▶ **OBJECTIVE**:
From the entries below, extract every line that includes the word "XXXX".

[Stored records]

--- Begin ---

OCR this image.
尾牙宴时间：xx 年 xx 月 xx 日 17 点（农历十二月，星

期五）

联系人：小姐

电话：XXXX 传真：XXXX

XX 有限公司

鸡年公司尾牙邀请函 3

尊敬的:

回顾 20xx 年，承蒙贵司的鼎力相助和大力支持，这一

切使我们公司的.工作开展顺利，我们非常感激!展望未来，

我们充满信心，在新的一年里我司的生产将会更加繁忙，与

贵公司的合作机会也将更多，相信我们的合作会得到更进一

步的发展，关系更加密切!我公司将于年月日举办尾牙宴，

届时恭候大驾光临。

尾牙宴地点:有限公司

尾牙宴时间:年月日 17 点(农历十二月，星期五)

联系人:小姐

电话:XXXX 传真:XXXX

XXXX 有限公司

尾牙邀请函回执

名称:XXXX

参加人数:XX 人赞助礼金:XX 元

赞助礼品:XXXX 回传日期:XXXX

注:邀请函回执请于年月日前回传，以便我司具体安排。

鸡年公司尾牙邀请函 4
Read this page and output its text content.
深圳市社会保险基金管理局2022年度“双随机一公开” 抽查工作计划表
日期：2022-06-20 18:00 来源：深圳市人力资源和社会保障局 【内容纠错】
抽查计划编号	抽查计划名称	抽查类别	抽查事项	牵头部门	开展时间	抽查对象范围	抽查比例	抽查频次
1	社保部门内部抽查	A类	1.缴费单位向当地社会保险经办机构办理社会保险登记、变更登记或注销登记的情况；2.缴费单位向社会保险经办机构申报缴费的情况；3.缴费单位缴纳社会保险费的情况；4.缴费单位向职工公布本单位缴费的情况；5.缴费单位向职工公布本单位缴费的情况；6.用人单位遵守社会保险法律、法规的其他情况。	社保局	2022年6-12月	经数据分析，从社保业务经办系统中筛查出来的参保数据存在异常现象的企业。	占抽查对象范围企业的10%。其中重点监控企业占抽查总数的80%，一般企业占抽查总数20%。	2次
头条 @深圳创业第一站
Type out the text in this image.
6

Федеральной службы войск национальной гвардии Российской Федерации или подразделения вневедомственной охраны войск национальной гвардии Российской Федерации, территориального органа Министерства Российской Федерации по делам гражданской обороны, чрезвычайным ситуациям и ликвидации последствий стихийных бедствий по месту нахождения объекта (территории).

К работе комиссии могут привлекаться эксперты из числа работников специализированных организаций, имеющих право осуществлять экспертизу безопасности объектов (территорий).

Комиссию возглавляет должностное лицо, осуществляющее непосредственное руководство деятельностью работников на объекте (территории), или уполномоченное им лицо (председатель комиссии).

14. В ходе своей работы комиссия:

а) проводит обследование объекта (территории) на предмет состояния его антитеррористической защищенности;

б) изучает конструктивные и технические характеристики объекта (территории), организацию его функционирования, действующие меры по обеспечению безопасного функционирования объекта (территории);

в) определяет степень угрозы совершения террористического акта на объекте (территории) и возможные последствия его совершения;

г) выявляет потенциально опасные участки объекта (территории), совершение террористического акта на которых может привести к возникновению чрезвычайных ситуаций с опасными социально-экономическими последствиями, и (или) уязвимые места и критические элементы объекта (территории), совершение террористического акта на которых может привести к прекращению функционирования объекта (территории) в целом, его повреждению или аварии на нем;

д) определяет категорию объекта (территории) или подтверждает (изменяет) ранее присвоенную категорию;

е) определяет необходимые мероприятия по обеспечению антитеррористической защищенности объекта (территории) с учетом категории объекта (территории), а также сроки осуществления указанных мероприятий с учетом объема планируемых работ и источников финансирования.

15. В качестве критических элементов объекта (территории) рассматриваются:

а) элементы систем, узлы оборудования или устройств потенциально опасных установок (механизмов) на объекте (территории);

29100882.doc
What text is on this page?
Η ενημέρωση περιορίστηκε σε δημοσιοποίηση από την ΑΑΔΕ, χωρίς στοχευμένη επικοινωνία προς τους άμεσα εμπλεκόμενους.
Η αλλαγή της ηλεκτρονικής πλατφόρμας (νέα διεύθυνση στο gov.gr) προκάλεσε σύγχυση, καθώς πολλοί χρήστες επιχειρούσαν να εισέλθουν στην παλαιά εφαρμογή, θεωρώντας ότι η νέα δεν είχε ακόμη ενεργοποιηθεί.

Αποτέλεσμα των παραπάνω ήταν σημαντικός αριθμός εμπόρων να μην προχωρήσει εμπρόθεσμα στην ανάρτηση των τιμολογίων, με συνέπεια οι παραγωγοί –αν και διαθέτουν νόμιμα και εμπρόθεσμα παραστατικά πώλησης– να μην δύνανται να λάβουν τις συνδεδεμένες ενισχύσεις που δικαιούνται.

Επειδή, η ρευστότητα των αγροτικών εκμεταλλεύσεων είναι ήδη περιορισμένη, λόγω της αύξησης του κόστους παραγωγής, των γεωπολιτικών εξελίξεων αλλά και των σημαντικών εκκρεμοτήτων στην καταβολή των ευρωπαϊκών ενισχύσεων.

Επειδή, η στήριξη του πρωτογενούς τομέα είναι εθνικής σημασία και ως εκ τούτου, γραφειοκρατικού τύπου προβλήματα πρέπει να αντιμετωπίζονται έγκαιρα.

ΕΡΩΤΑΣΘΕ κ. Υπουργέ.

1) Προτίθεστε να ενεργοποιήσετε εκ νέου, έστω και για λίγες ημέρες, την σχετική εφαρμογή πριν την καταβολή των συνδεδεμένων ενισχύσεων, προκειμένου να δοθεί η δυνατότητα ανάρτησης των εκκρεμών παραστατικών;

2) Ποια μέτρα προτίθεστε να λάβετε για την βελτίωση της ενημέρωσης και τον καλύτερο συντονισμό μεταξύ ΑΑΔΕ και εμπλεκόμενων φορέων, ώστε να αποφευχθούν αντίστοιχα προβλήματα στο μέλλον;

--- End ---

▶ **RESULT**:
电话：XXXX 传真：XXXX
电话:XXXX 传真:XXXX
XXXX 有限公司
名称:XXXX
赞助礼品:XXXX 回传日期:XXXX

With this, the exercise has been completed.